*** EXCERPTED DATA Section Begins ***
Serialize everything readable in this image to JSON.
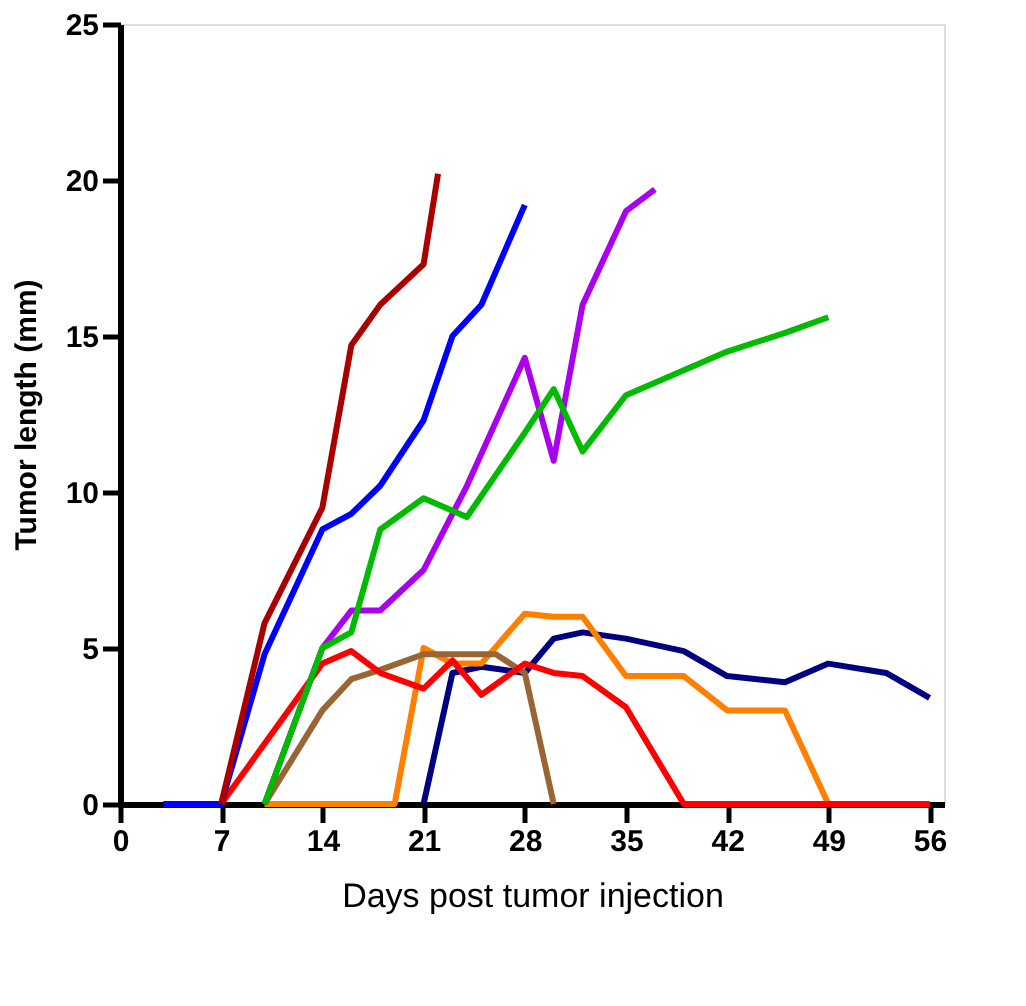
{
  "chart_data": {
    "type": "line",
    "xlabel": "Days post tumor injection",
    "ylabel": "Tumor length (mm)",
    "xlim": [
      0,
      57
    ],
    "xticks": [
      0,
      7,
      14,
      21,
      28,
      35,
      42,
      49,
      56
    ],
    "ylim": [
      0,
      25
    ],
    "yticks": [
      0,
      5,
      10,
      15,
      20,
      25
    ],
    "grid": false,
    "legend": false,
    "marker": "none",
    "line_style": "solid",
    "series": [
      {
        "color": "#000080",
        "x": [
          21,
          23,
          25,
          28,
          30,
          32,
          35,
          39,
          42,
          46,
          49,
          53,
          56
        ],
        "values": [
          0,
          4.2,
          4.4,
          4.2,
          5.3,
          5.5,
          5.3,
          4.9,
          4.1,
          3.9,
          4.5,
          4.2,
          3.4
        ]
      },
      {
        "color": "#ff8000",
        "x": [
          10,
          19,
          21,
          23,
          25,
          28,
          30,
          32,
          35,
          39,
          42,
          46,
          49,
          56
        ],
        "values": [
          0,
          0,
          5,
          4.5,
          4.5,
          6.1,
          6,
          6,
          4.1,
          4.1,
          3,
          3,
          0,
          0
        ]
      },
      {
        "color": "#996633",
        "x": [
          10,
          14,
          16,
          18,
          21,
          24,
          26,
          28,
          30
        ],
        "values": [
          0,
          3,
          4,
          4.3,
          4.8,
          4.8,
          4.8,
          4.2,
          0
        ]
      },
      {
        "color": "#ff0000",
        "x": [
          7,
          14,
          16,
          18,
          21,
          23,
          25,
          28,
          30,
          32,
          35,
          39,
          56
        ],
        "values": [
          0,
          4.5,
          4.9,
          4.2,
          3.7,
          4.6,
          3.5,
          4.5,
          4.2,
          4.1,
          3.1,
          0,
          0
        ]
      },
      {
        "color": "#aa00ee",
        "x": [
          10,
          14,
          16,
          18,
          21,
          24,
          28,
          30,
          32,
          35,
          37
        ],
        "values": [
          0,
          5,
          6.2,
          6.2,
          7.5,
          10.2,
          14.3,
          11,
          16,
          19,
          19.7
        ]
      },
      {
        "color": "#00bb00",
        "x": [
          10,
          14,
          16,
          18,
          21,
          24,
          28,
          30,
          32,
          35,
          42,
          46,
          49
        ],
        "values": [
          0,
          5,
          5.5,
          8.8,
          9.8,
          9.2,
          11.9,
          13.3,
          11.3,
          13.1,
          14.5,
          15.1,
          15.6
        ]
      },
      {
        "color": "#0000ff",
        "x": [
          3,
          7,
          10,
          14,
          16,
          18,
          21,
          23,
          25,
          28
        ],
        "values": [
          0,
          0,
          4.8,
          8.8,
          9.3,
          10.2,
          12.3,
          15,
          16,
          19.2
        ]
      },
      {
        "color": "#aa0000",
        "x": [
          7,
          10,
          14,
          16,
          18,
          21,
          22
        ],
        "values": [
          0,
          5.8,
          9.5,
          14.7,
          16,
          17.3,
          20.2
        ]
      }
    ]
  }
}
*** EXCERPTED DATA Section Ends ***
▶ EXERCISE OBJECTIVE
Retype the records exactly, but skip the pictures.

▶ REPLY
Serialize everything readable in this image to JSON.
{
  "chart_data": {
    "type": "line",
    "xlabel": "Days post tumor injection",
    "ylabel": "Tumor length (mm)",
    "xlim": [
      0,
      57
    ],
    "xticks": [
      0,
      7,
      14,
      21,
      28,
      35,
      42,
      49,
      56
    ],
    "ylim": [
      0,
      25
    ],
    "yticks": [
      0,
      5,
      10,
      15,
      20,
      25
    ],
    "grid": false,
    "legend": false,
    "marker": "none",
    "line_style": "solid",
    "series": [
      {
        "color": "#000080",
        "x": [
          21,
          23,
          25,
          28,
          30,
          32,
          35,
          39,
          42,
          46,
          49,
          53,
          56
        ],
        "values": [
          0,
          4.2,
          4.4,
          4.2,
          5.3,
          5.5,
          5.3,
          4.9,
          4.1,
          3.9,
          4.5,
          4.2,
          3.4
        ]
      },
      {
        "color": "#ff8000",
        "x": [
          10,
          19,
          21,
          23,
          25,
          28,
          30,
          32,
          35,
          39,
          42,
          46,
          49,
          56
        ],
        "values": [
          0,
          0,
          5,
          4.5,
          4.5,
          6.1,
          6,
          6,
          4.1,
          4.1,
          3,
          3,
          0,
          0
        ]
      },
      {
        "color": "#996633",
        "x": [
          10,
          14,
          16,
          18,
          21,
          24,
          26,
          28,
          30
        ],
        "values": [
          0,
          3,
          4,
          4.3,
          4.8,
          4.8,
          4.8,
          4.2,
          0
        ]
      },
      {
        "color": "#ff0000",
        "x": [
          7,
          14,
          16,
          18,
          21,
          23,
          25,
          28,
          30,
          32,
          35,
          39,
          56
        ],
        "values": [
          0,
          4.5,
          4.9,
          4.2,
          3.7,
          4.6,
          3.5,
          4.5,
          4.2,
          4.1,
          3.1,
          0,
          0
        ]
      },
      {
        "color": "#aa00ee",
        "x": [
          10,
          14,
          16,
          18,
          21,
          24,
          28,
          30,
          32,
          35,
          37
        ],
        "values": [
          0,
          5,
          6.2,
          6.2,
          7.5,
          10.2,
          14.3,
          11,
          16,
          19,
          19.7
        ]
      },
      {
        "color": "#00bb00",
        "x": [
          10,
          14,
          16,
          18,
          21,
          24,
          28,
          30,
          32,
          35,
          42,
          46,
          49
        ],
        "values": [
          0,
          5,
          5.5,
          8.8,
          9.8,
          9.2,
          11.9,
          13.3,
          11.3,
          13.1,
          14.5,
          15.1,
          15.6
        ]
      },
      {
        "color": "#0000ff",
        "x": [
          3,
          7,
          10,
          14,
          16,
          18,
          21,
          23,
          25,
          28
        ],
        "values": [
          0,
          0,
          4.8,
          8.8,
          9.3,
          10.2,
          12.3,
          15,
          16,
          19.2
        ]
      },
      {
        "color": "#aa0000",
        "x": [
          7,
          10,
          14,
          16,
          18,
          21,
          22
        ],
        "values": [
          0,
          5.8,
          9.5,
          14.7,
          16,
          17.3,
          20.2
        ]
      }
    ]
  }
}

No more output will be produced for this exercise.